Spatial layout entries
§ §
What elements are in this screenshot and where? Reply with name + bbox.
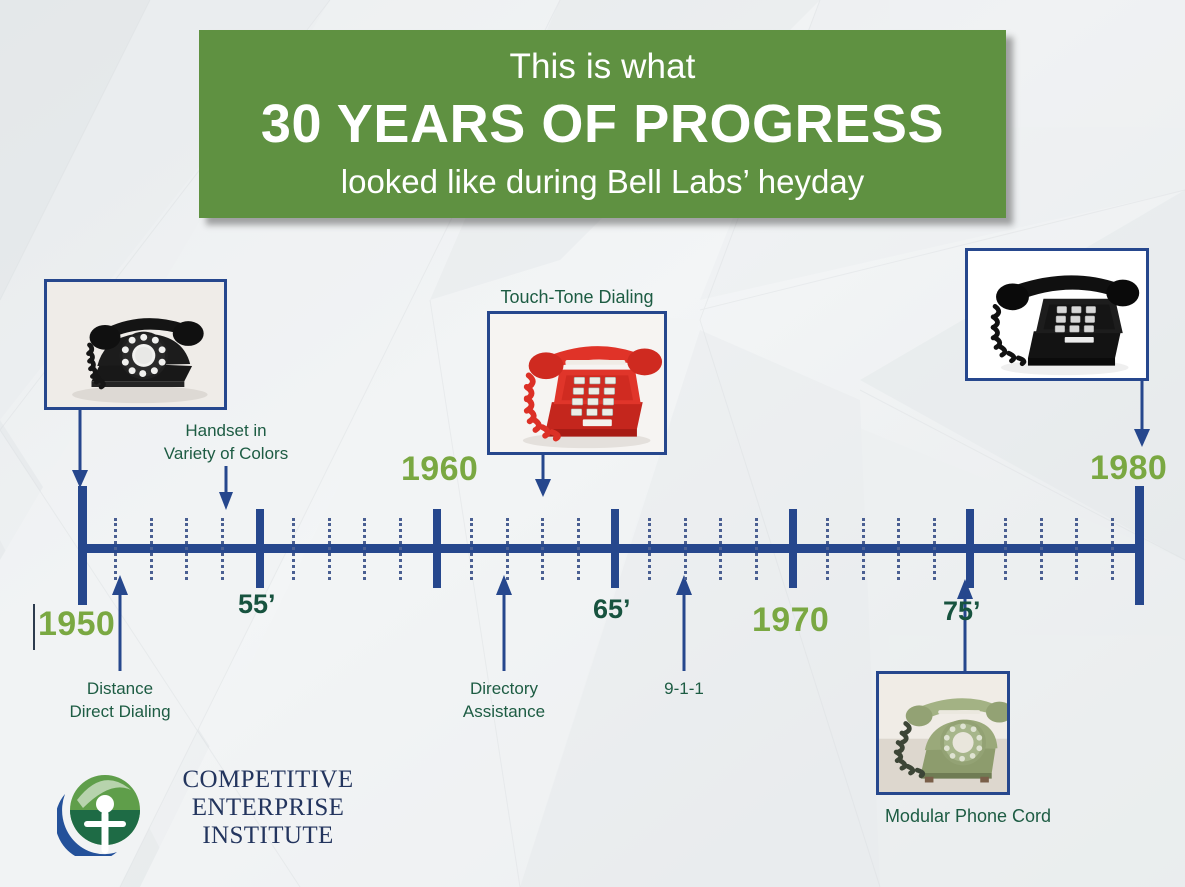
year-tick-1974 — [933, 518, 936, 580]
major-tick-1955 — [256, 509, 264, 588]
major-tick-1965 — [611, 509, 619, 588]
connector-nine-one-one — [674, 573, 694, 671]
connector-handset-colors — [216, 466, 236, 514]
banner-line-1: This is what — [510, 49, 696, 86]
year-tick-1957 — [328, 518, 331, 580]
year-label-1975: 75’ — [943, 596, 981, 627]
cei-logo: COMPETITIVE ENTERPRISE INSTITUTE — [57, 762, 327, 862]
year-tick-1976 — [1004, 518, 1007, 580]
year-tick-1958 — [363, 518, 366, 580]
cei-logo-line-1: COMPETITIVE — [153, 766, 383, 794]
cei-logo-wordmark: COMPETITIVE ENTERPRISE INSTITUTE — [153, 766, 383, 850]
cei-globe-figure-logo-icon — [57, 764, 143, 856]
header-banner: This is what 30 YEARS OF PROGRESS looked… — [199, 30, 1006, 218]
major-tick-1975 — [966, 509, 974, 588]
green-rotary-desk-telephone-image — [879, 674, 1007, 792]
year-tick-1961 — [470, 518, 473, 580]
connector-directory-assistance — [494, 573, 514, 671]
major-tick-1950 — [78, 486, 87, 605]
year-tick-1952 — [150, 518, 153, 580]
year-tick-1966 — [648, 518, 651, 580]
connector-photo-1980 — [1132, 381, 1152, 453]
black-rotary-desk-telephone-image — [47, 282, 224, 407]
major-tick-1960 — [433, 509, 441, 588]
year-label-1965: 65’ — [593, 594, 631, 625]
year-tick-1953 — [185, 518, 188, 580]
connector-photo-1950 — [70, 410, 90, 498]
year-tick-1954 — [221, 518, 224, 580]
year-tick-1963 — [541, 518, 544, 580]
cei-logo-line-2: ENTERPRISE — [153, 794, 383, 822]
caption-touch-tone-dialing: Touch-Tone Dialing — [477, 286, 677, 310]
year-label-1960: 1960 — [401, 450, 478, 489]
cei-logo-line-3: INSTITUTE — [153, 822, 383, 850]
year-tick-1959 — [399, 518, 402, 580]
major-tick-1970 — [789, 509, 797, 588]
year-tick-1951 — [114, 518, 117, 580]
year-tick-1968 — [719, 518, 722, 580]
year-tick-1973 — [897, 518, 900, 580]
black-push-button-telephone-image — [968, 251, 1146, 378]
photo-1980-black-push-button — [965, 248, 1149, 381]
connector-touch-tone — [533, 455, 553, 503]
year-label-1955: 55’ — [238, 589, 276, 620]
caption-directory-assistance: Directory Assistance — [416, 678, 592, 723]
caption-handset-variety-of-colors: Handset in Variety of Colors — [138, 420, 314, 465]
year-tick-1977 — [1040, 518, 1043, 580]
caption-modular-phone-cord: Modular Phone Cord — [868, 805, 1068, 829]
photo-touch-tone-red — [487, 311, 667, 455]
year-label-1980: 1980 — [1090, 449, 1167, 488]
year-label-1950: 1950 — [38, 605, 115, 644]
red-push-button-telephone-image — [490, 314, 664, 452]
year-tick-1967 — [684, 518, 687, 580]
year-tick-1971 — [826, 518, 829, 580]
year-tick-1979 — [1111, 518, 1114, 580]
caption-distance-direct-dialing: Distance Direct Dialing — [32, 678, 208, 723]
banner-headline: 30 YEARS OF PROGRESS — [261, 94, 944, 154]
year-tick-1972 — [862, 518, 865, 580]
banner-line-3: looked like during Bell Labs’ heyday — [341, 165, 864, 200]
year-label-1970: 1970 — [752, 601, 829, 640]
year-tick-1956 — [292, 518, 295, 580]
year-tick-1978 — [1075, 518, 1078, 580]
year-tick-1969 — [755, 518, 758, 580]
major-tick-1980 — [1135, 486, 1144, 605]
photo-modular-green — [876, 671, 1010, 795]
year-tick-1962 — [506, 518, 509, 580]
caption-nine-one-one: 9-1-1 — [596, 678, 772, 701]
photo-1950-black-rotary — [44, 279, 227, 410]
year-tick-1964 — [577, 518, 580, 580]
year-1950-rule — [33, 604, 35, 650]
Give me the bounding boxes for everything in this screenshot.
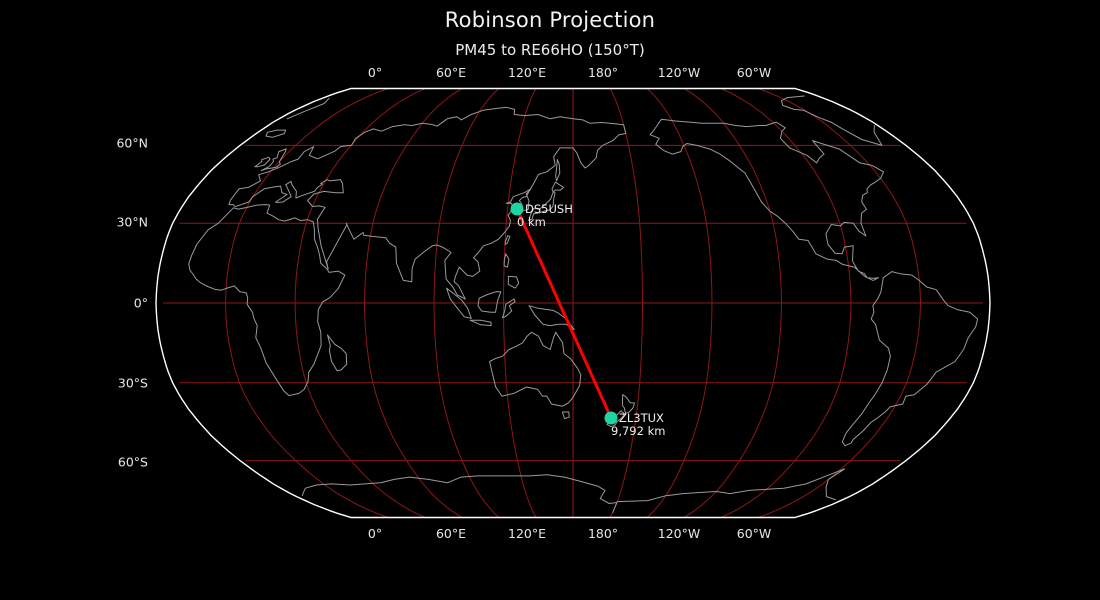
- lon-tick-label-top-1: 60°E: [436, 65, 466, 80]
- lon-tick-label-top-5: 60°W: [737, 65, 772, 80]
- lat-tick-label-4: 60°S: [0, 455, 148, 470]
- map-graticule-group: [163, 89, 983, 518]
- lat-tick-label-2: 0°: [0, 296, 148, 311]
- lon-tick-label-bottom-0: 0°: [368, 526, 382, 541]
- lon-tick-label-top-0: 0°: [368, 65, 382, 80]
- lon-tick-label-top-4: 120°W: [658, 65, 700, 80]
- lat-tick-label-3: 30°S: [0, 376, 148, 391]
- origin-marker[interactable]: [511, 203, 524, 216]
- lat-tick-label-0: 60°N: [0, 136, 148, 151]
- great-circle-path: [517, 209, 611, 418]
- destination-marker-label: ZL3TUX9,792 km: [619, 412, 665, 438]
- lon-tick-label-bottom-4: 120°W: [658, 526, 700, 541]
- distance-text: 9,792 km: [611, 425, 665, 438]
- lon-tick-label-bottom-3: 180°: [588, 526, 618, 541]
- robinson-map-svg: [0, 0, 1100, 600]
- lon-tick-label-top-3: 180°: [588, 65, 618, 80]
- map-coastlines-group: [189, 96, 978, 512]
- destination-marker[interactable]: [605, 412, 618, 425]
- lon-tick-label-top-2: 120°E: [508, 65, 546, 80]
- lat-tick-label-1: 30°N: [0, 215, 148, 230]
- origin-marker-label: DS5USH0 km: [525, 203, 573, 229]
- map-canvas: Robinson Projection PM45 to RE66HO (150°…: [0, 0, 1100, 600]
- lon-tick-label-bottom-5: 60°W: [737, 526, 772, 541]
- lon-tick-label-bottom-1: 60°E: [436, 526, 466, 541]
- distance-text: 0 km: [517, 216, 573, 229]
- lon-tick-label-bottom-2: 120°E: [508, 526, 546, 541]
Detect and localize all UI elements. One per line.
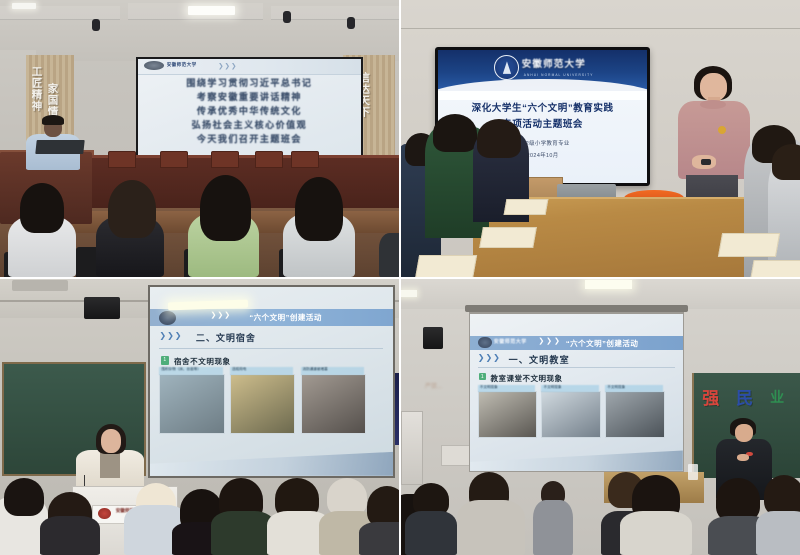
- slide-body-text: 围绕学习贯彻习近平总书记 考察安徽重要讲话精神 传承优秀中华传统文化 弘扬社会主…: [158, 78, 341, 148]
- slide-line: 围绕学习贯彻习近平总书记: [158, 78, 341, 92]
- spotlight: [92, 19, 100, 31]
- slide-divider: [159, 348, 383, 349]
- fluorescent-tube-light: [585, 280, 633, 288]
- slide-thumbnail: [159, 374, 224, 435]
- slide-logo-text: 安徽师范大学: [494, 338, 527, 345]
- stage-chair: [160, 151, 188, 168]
§ §
Quote all of the records above verbatim, omitting the pictures.

Output of the exercise:
What elements are in this screenshot and where? Reply with name + bbox.
year-tick-1974 — [933, 518, 936, 580]
major-tick-1955 — [256, 509, 264, 588]
major-tick-1965 — [611, 509, 619, 588]
connector-nine-one-one — [674, 573, 694, 671]
connector-handset-colors — [216, 466, 236, 514]
banner-line-1: This is what — [510, 49, 696, 86]
year-tick-1957 — [328, 518, 331, 580]
year-label-1975: 75’ — [943, 596, 981, 627]
cei-logo: COMPETITIVE ENTERPRISE INSTITUTE — [57, 762, 327, 862]
year-tick-1976 — [1004, 518, 1007, 580]
year-tick-1958 — [363, 518, 366, 580]
cei-logo-line-1: COMPETITIVE — [153, 766, 383, 794]
cei-logo-wordmark: COMPETITIVE ENTERPRISE INSTITUTE — [153, 766, 383, 850]
cei-globe-figure-logo-icon — [57, 764, 143, 856]
header-banner: This is what 30 YEARS OF PROGRESS looked… — [199, 30, 1006, 218]
major-tick-1975 — [966, 509, 974, 588]
green-rotary-desk-telephone-image — [879, 674, 1007, 792]
year-tick-1961 — [470, 518, 473, 580]
connector-directory-assistance — [494, 573, 514, 671]
major-tick-1950 — [78, 486, 87, 605]
year-tick-1952 — [150, 518, 153, 580]
year-tick-1966 — [648, 518, 651, 580]
connector-photo-1980 — [1132, 381, 1152, 453]
black-rotary-desk-telephone-image — [47, 282, 224, 407]
major-tick-1960 — [433, 509, 441, 588]
year-label-1965: 65’ — [593, 594, 631, 625]
year-tick-1953 — [185, 518, 188, 580]
connector-photo-1950 — [70, 410, 90, 498]
year-tick-1954 — [221, 518, 224, 580]
year-tick-1963 — [541, 518, 544, 580]
cei-logo-line-2: ENTERPRISE — [153, 794, 383, 822]
caption-touch-tone-dialing: Touch-Tone Dialing — [477, 286, 677, 310]
year-label-1960: 1960 — [401, 450, 478, 489]
cei-logo-line-3: INSTITUTE — [153, 822, 383, 850]
year-tick-1959 — [399, 518, 402, 580]
major-tick-1970 — [789, 509, 797, 588]
year-tick-1951 — [114, 518, 117, 580]
year-tick-1968 — [719, 518, 722, 580]
year-tick-1973 — [897, 518, 900, 580]
black-push-button-telephone-image — [968, 251, 1146, 378]
photo-1980-black-push-button — [965, 248, 1149, 381]
connector-touch-tone — [533, 455, 553, 503]
year-label-1955: 55’ — [238, 589, 276, 620]
caption-directory-assistance: Directory Assistance — [416, 678, 592, 723]
caption-handset-variety-of-colors: Handset in Variety of Colors — [138, 420, 314, 465]
year-tick-1977 — [1040, 518, 1043, 580]
caption-modular-phone-cord: Modular Phone Cord — [868, 805, 1068, 829]
photo-touch-tone-red — [487, 311, 667, 455]
year-label-1980: 1980 — [1090, 449, 1167, 488]
year-label-1950: 1950 — [38, 605, 115, 644]
red-push-button-telephone-image — [490, 314, 664, 452]
year-tick-1967 — [684, 518, 687, 580]
year-tick-1971 — [826, 518, 829, 580]
year-tick-1979 — [1111, 518, 1114, 580]
caption-distance-direct-dialing: Distance Direct Dialing — [32, 678, 208, 723]
banner-headline: 30 YEARS OF PROGRESS — [261, 94, 944, 154]
year-tick-1972 — [862, 518, 865, 580]
banner-line-3: looked like during Bell Labs’ heyday — [341, 165, 864, 200]
year-label-1970: 1970 — [752, 601, 829, 640]
year-tick-1956 — [292, 518, 295, 580]
year-tick-1978 — [1075, 518, 1078, 580]
year-tick-1969 — [755, 518, 758, 580]
major-tick-1980 — [1135, 486, 1144, 605]
photo-modular-green — [876, 671, 1010, 795]
year-tick-1962 — [506, 518, 509, 580]
caption-nine-one-one: 9-1-1 — [596, 678, 772, 701]
photo-1950-black-rotary — [44, 279, 227, 410]
year-tick-1964 — [577, 518, 580, 580]
year-1950-rule — [33, 604, 35, 650]
Give me the bounding boxes for everything in this screenshot.
- lon-tick-label-top-1: 60°E: [436, 65, 466, 80]
- lon-tick-label-top-5: 60°W: [737, 65, 772, 80]
- lat-tick-label-4: 60°S: [0, 455, 148, 470]
- map-graticule-group: [163, 89, 983, 518]
- lat-tick-label-2: 0°: [0, 296, 148, 311]
- lon-tick-label-bottom-0: 0°: [368, 526, 382, 541]
- lon-tick-label-top-0: 0°: [368, 65, 382, 80]
- lon-tick-label-top-4: 120°W: [658, 65, 700, 80]
- lat-tick-label-3: 30°S: [0, 376, 148, 391]
- origin-marker[interactable]: [511, 203, 524, 216]
- lat-tick-label-0: 60°N: [0, 136, 148, 151]
- great-circle-path: [517, 209, 611, 418]
- destination-marker-label: ZL3TUX9,792 km: [619, 412, 665, 438]
- lon-tick-label-bottom-4: 120°W: [658, 526, 700, 541]
- distance-text: 9,792 km: [611, 425, 665, 438]
- lon-tick-label-bottom-3: 180°: [588, 526, 618, 541]
- robinson-map-svg: [0, 0, 1100, 600]
- lon-tick-label-top-3: 180°: [588, 65, 618, 80]
- map-coastlines-group: [189, 96, 978, 512]
- destination-marker[interactable]: [605, 412, 618, 425]
- lon-tick-label-top-2: 120°E: [508, 65, 546, 80]
- lat-tick-label-1: 30°N: [0, 215, 148, 230]
- origin-marker-label: DS5USH0 km: [525, 203, 573, 229]
- map-canvas: Robinson Projection PM45 to RE66HO (150°…: [0, 0, 1100, 600]
- lon-tick-label-bottom-5: 60°W: [737, 526, 772, 541]
- lon-tick-label-bottom-1: 60°E: [436, 526, 466, 541]
- distance-text: 0 km: [517, 216, 573, 229]
- lon-tick-label-bottom-2: 120°E: [508, 526, 546, 541]
Detect and localize all UI elements. One per line.
- slide-body-text: 围绕学习贯彻习近平总书记 考察安徽重要讲话精神 传承优秀中华传统文化 弘扬社会主…: [158, 78, 341, 148]
- slide-line: 围绕学习贯彻习近平总书记: [158, 78, 341, 92]
- spotlight: [92, 19, 100, 31]
- slide-divider: [159, 348, 383, 349]
- fluorescent-tube-light: [585, 280, 633, 288]
- slide-thumbnail: [159, 374, 224, 435]
- slide-logo-text: 安徽师范大学: [494, 338, 527, 345]
- stage-chair: [160, 151, 188, 168]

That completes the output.